▶ [Stated goal]:
The exercise asks you to copy every line below in which "erection" appears.

Extracted data entries:
[Start]

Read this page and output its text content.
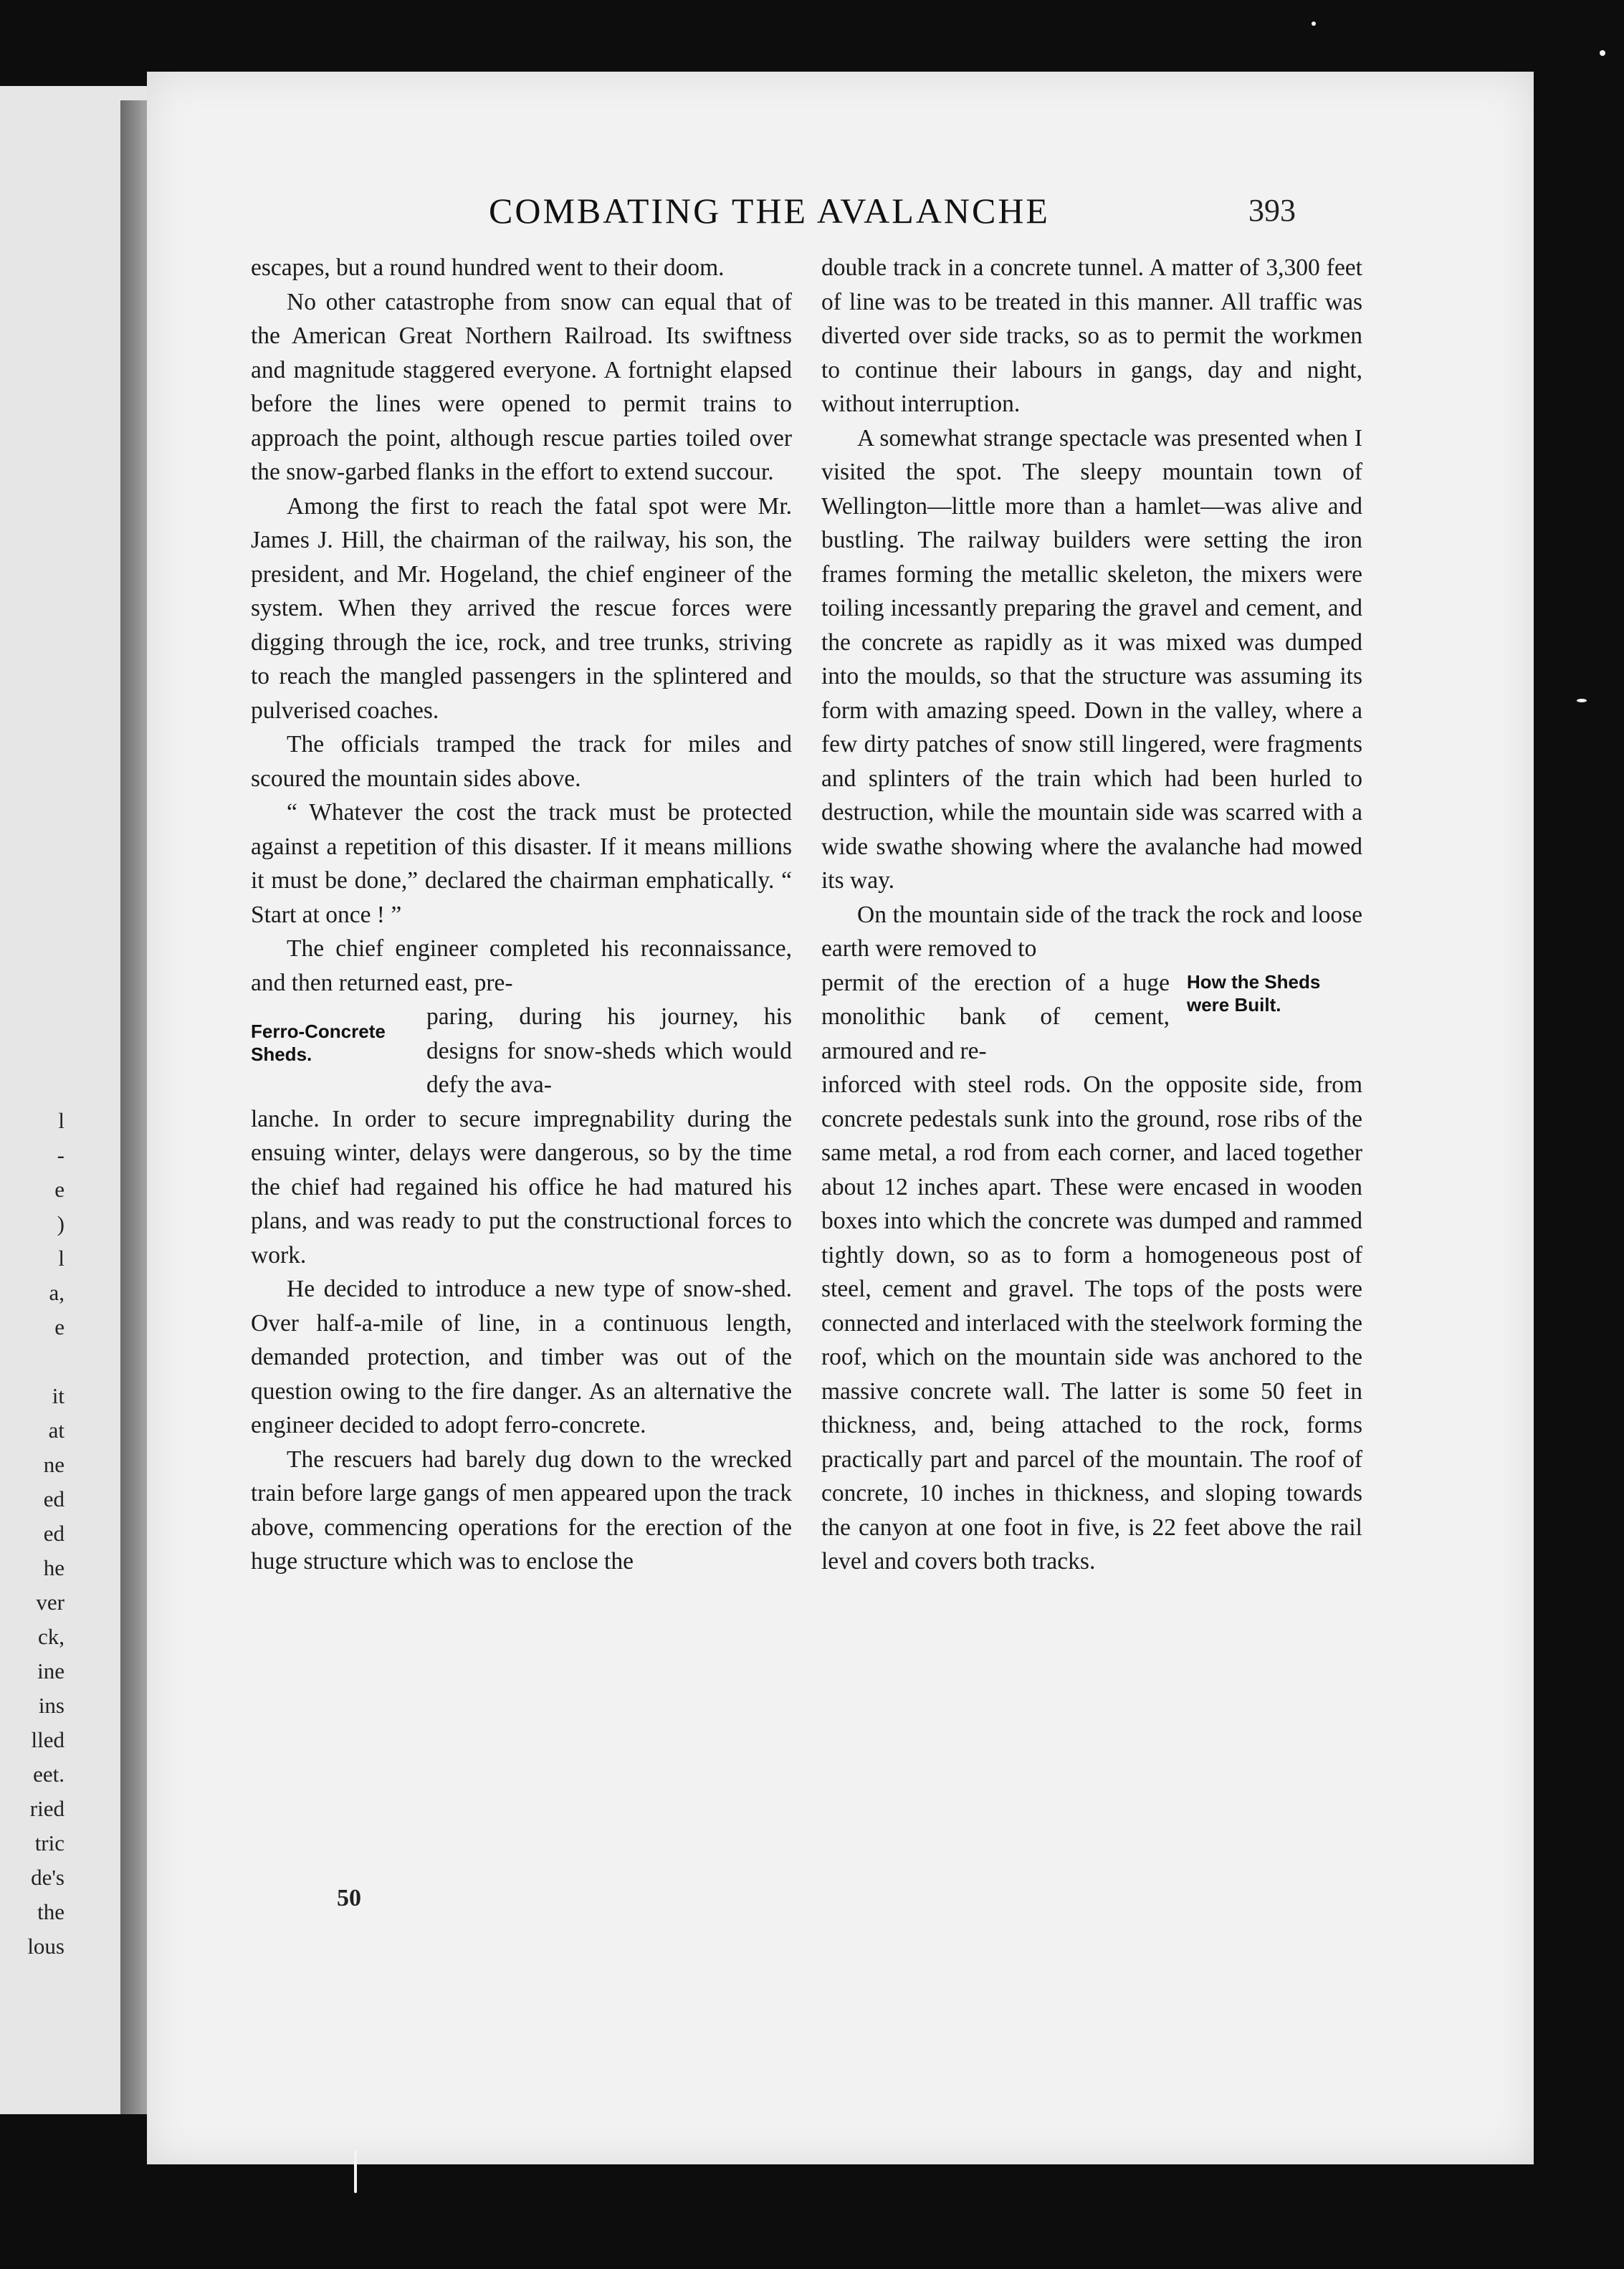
l
-
e
)
l
a,
e
it
at
ne
ed
ed
he
ver
ck,
ine
ins
lled
eet.
ried
tric
de's
the
lous
COMBATING THE AVALANCHE	393

escapes, but a round hundred went to their doom.

No other catastrophe from snow can equal that of the American Great Northern Railroad. Its swiftness and magnitude staggered everyone. A fortnight elapsed before the lines were opened to permit trains to approach the point, although rescue parties toiled over the snow-garbed flanks in the effort to extend succour.

Among the first to reach the fatal spot were Mr. James J. Hill, the chairman of the railway, his son, the president, and Mr. Hogeland, the chief engineer of the system. When they arrived the rescue forces were digging through the ice, rock, and tree trunks, striving to reach the mangled passengers in the splintered and pulverised coaches.

The officials tramped the track for miles and scoured the mountain sides above.

“ Whatever the cost the track must be protected against a repetition of this disaster. If it means millions it must be done,” declared the chairman emphatically. “ Start at once ! ”

The chief engineer completed his reconnaissance, and then returned east, pre-

Ferro-Concrete Sheds.

paring, during his journey, his designs for snow-sheds which would defy the ava-

lanche. In order to secure impregnability during the ensuing winter, delays were dangerous, so by the time the chief had regained his office he had matured his plans, and was ready to put the constructional forces to work.

He decided to introduce a new type of snow-shed. Over half-a-mile of line, in a continuous length, demanded protection, and timber was out of the question owing to the fire danger. As an alternative the engineer decided to adopt ferro-concrete.

The rescuers had barely dug down to the wrecked train before large gangs of men appeared upon the track above, commencing operations for the erection of the huge structure which was to enclose the

double track in a concrete tunnel. A matter of 3,300 feet of line was to be treated in this manner. All traffic was diverted over side tracks, so as to permit the workmen to continue their labours in gangs, day and night, without interruption.

A somewhat strange spectacle was presented when I visited the spot. The sleepy mountain town of Wellington—little more than a hamlet—was alive and bustling. The railway builders were setting the iron frames forming the metallic skeleton, the mixers were toiling incessantly preparing the gravel and cement, and the concrete as rapidly as it was mixed was dumped into the moulds, so that the structure was assuming its form with amazing speed. Down in the valley, where a few dirty patches of snow still lingered, were fragments and splinters of the train which had been hurled to destruction, while the mountain side was scarred with a wide swathe showing where the avalanche had mowed its way.

On the mountain side of the track the rock and loose earth were removed to

permit of the erection of a huge monolithic bank of cement, armoured and re-

How the Sheds were Built.

inforced with steel rods. On the opposite side, from concrete pedestals sunk into the ground, rose ribs of the same metal, a rod from each corner, and laced together about 12 inches apart. These were encased in wooden boxes into which the concrete was dumped and rammed tightly down, so as to form a homogeneous post of steel, cement and gravel. The tops of the posts were connected and interlaced with the steelwork forming the roof, which on the mountain side was anchored to the massive concrete wall. The latter is some 50 feet in thickness, and, being attached to the rock, forms practically part and parcel of the mountain. The roof of concrete, 10 inches in thickness, and sloping towards the canyon at one foot in five, is 22 feet above the rail level and covers both tracks.

50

[End]

▶ [Exercise result]:
The rescuers had barely dug down to the wrecked train before large gangs of men appeared upon the track above, commencing operations for the erection of the huge structure which was to enclose the
permit of the erection of a huge monolithic bank of cement, armoured and re-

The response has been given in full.